MATERIAL SUPPLIED:

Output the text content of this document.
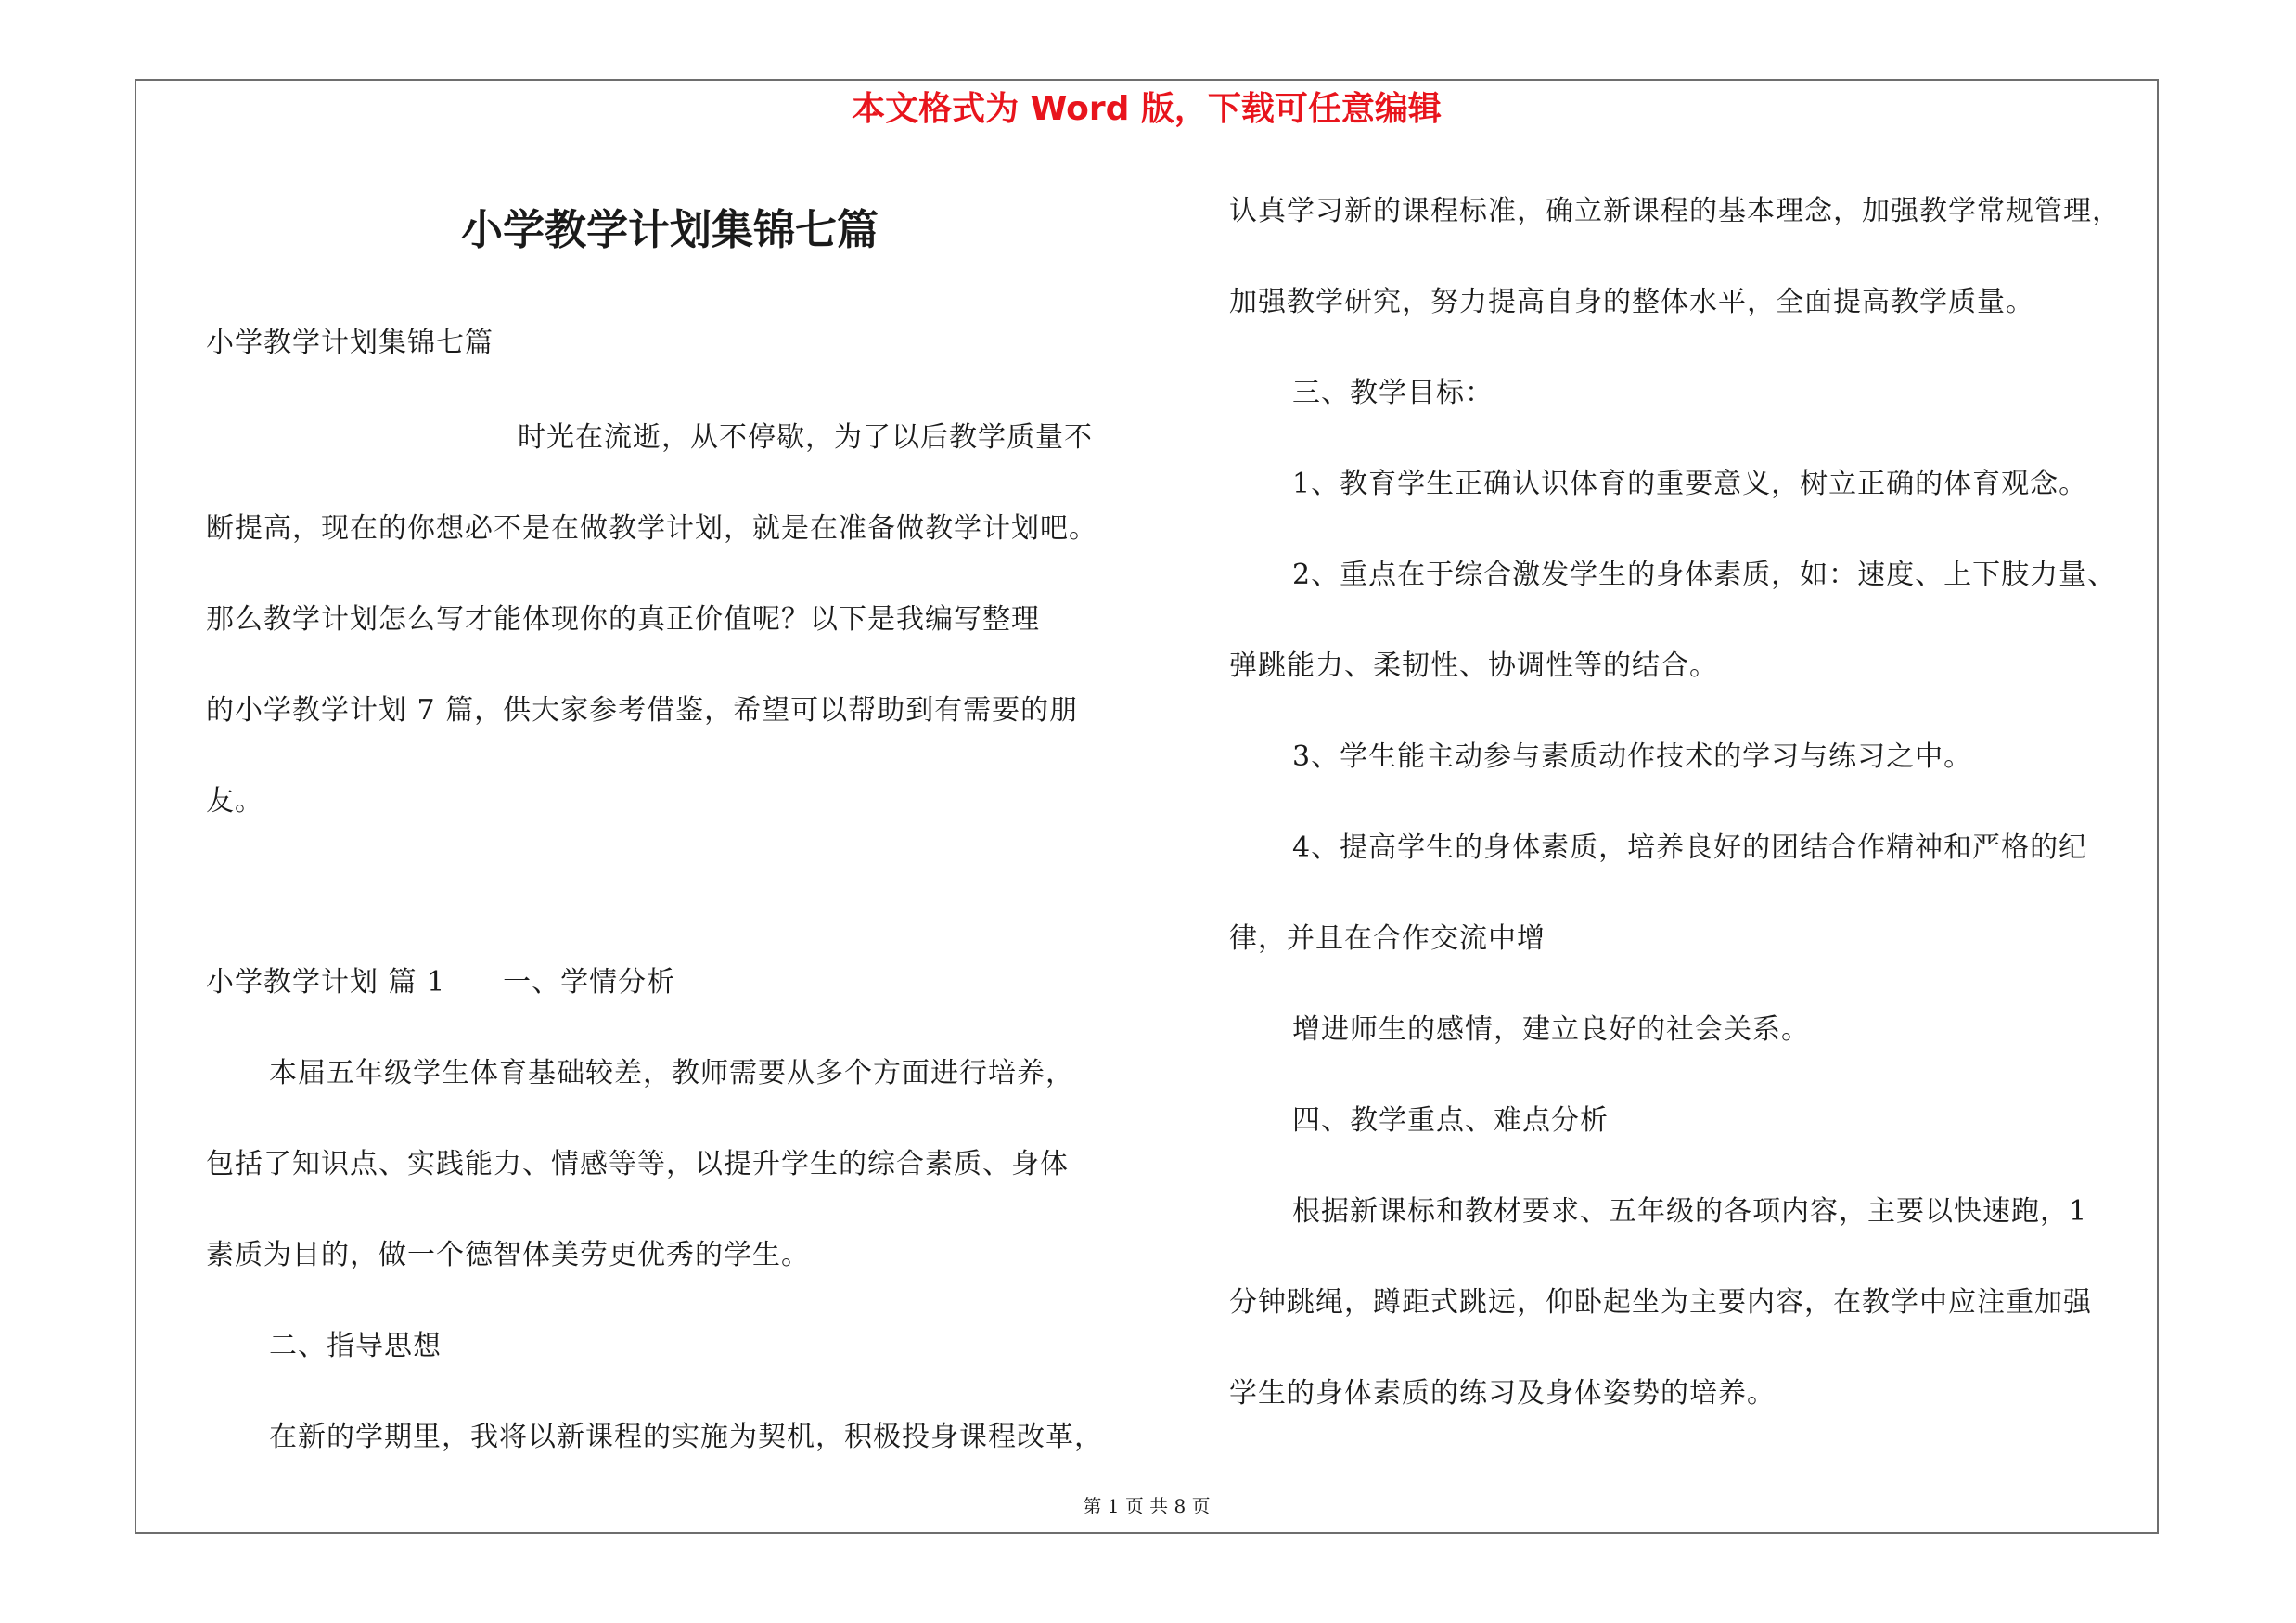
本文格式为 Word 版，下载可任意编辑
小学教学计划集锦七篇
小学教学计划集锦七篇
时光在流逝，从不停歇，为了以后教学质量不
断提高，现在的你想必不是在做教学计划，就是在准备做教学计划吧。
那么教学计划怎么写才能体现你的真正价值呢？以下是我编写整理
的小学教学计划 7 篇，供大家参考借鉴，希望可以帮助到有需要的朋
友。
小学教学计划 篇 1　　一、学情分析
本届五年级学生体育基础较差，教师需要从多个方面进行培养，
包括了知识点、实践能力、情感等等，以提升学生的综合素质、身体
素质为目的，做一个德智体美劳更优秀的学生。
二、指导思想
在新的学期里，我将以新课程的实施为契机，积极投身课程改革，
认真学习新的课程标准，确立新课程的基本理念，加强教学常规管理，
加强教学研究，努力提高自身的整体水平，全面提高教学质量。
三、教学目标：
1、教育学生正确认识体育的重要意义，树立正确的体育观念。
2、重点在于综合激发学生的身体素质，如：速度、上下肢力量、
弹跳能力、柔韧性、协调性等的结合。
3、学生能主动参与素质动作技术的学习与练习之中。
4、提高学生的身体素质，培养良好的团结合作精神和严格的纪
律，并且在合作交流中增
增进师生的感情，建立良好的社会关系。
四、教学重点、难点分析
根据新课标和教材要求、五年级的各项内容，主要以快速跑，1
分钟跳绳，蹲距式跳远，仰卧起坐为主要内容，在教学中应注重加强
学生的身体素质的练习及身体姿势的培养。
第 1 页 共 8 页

AIM OF THE TASK:
Transcribe the full listing above exactly, with the images removed.

EXERCISE SOLUTION:
Output the text content of this document.
本文格式为 Word 版，下载可任意编辑
小学教学计划集锦七篇
小学教学计划集锦七篇
时光在流逝，从不停歇，为了以后教学质量不
断提高，现在的你想必不是在做教学计划，就是在准备做教学计划吧。
那么教学计划怎么写才能体现你的真正价值呢？以下是我编写整理
的小学教学计划 7 篇，供大家参考借鉴，希望可以帮助到有需要的朋
友。
小学教学计划 篇 1　　一、学情分析
本届五年级学生体育基础较差，教师需要从多个方面进行培养，
包括了知识点、实践能力、情感等等，以提升学生的综合素质、身体
素质为目的，做一个德智体美劳更优秀的学生。
二、指导思想
在新的学期里，我将以新课程的实施为契机，积极投身课程改革，
认真学习新的课程标准，确立新课程的基本理念，加强教学常规管理，
加强教学研究，努力提高自身的整体水平，全面提高教学质量。
三、教学目标：
1、教育学生正确认识体育的重要意义，树立正确的体育观念。
2、重点在于综合激发学生的身体素质，如：速度、上下肢力量、
弹跳能力、柔韧性、协调性等的结合。
3、学生能主动参与素质动作技术的学习与练习之中。
4、提高学生的身体素质，培养良好的团结合作精神和严格的纪
律，并且在合作交流中增
增进师生的感情，建立良好的社会关系。
四、教学重点、难点分析
根据新课标和教材要求、五年级的各项内容，主要以快速跑，1
分钟跳绳，蹲距式跳远，仰卧起坐为主要内容，在教学中应注重加强
学生的身体素质的练习及身体姿势的培养。
第 1 页 共 8 页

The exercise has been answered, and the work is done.